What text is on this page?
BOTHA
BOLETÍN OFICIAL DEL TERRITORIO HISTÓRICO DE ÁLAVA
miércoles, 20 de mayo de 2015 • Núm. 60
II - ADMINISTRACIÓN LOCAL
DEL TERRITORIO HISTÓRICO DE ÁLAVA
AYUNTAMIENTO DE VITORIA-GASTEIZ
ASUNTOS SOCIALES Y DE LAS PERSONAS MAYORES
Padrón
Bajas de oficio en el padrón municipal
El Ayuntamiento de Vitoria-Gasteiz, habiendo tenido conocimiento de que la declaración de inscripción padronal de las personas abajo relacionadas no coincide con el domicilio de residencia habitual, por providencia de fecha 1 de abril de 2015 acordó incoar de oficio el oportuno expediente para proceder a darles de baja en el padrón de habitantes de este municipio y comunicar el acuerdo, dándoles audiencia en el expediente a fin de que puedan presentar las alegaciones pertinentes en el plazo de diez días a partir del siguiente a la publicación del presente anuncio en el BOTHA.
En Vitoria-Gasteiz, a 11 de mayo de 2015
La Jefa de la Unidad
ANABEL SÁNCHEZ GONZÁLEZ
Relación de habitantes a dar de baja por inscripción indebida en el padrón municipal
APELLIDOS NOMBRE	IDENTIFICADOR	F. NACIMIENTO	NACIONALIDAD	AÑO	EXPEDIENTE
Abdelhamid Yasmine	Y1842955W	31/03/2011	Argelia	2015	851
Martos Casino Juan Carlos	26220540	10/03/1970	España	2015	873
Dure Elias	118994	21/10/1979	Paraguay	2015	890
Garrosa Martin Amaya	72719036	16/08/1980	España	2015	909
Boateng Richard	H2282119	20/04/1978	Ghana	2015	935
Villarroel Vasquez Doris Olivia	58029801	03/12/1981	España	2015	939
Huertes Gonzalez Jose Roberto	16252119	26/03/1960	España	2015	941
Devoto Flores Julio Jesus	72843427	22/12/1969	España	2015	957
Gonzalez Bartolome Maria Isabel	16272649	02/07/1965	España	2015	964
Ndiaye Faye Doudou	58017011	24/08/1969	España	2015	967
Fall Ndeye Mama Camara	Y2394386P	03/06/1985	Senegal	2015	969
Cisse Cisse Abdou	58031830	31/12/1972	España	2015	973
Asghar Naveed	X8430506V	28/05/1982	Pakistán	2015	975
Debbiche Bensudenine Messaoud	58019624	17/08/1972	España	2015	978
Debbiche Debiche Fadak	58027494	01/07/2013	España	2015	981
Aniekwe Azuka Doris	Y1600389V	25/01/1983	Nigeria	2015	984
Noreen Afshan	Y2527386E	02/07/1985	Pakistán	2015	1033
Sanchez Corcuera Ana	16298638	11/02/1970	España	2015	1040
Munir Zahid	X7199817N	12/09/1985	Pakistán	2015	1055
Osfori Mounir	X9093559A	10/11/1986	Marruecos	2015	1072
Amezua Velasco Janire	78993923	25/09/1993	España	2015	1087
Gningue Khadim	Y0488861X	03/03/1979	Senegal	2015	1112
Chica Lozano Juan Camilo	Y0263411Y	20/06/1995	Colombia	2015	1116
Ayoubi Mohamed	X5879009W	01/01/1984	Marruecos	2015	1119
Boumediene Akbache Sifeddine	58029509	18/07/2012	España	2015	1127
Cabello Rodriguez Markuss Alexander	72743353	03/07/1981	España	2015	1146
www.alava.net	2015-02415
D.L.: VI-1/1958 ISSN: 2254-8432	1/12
——————————
▸ Problem description: Answer with a single number: the count of lines holding the word "Debbiche".

▸ Exercise response: 2